WHAT IS EXPECTED -> Would you copy every line of the listing below that includes the word "JUNI"?

THE INPUT ->
__________

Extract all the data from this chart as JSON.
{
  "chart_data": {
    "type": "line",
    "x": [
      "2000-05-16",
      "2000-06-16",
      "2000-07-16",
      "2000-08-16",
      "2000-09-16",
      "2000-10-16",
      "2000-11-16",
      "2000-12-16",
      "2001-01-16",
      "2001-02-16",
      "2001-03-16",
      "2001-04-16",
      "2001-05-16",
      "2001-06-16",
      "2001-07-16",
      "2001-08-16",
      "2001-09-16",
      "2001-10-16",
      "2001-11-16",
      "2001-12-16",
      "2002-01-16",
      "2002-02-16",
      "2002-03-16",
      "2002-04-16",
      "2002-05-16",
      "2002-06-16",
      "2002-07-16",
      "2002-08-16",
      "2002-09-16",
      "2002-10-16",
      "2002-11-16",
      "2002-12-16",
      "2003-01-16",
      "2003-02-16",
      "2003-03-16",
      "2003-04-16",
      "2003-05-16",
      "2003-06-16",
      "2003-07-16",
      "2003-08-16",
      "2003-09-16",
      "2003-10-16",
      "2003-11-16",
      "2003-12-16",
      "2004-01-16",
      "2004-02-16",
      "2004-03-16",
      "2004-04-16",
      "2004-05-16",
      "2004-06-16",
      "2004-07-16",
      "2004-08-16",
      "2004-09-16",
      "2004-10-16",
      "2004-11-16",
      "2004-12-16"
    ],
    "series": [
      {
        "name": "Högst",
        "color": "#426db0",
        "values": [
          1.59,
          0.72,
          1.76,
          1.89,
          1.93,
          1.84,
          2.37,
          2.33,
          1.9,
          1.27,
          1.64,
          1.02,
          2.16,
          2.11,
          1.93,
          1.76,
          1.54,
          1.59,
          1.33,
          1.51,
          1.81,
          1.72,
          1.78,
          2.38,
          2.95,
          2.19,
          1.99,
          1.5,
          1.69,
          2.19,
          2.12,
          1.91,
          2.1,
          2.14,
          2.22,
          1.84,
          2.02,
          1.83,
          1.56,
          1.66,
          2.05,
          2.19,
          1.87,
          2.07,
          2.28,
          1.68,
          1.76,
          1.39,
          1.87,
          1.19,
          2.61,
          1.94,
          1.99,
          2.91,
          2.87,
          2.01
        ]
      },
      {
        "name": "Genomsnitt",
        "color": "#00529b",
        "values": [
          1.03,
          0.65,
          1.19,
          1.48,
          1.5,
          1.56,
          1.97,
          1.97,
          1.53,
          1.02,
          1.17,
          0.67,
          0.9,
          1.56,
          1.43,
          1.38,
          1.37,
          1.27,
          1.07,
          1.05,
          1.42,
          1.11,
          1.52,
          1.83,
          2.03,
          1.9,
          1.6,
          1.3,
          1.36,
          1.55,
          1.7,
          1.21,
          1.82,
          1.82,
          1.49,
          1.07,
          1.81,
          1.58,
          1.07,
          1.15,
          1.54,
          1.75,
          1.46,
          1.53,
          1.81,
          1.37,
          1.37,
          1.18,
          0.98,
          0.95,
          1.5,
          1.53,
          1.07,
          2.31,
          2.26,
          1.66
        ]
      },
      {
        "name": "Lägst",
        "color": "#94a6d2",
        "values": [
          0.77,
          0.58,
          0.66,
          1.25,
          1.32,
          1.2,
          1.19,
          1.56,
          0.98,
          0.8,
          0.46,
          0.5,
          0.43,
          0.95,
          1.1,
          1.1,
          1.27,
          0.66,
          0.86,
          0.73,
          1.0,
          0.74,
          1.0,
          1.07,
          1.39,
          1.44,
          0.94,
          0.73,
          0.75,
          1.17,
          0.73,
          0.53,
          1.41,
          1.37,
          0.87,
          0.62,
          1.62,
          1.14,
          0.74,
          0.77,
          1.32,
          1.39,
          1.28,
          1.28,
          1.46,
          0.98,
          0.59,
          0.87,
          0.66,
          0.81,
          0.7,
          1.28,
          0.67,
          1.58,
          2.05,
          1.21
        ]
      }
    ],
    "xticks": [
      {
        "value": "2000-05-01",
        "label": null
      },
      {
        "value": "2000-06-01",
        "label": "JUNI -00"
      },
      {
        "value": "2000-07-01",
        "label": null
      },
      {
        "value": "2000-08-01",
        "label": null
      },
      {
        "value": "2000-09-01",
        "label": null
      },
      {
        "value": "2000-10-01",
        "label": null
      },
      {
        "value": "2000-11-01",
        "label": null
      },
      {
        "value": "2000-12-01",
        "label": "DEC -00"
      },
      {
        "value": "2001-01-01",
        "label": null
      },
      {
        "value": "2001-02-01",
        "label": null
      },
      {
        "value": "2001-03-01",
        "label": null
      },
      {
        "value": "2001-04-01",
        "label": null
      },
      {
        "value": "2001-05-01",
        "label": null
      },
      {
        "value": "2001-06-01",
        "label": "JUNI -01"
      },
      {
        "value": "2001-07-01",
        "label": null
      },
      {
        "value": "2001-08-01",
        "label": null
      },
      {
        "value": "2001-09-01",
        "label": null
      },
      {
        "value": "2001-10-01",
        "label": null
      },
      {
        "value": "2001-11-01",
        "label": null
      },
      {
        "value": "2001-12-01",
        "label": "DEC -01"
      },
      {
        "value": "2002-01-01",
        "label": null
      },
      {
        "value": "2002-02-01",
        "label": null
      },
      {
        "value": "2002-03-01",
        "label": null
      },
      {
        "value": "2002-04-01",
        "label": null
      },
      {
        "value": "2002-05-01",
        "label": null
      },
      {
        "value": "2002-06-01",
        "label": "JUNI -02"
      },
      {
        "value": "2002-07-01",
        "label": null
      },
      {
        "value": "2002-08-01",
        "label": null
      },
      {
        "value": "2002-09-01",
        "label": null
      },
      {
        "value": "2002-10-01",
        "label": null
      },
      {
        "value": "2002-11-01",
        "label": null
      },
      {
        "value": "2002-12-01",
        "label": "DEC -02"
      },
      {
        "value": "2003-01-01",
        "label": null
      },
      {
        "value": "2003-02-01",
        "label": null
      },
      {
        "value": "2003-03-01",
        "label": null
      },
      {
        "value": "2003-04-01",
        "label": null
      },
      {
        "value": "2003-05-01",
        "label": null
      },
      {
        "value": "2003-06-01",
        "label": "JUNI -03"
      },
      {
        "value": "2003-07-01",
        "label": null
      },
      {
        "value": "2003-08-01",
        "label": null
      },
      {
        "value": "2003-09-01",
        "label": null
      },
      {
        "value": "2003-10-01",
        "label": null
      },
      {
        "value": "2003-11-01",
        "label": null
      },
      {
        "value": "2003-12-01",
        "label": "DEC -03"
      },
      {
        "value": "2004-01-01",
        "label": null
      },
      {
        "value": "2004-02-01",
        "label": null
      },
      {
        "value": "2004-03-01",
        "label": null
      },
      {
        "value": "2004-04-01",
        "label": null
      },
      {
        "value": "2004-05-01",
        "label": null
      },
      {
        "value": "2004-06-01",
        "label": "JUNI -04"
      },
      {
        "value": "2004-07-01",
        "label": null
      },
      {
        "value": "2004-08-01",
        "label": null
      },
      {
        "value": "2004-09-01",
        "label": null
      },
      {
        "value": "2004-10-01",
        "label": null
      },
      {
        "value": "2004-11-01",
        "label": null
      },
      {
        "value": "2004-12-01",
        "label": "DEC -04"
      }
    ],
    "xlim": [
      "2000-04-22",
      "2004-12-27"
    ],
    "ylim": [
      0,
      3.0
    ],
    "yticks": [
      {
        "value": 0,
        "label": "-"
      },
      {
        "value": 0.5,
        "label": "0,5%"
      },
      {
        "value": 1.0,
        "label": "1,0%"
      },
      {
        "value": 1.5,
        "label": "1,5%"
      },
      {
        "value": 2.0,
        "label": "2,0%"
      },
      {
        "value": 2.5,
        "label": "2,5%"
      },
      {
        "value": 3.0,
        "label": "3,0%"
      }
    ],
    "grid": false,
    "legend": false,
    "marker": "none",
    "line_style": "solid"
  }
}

__________

ANSWER FOR THE TASK ->
        "label": "JUNI -00"
        "label": "JUNI -01"
        "label": "JUNI -02"
        "label": "JUNI -03"
        "label": "JUNI -04"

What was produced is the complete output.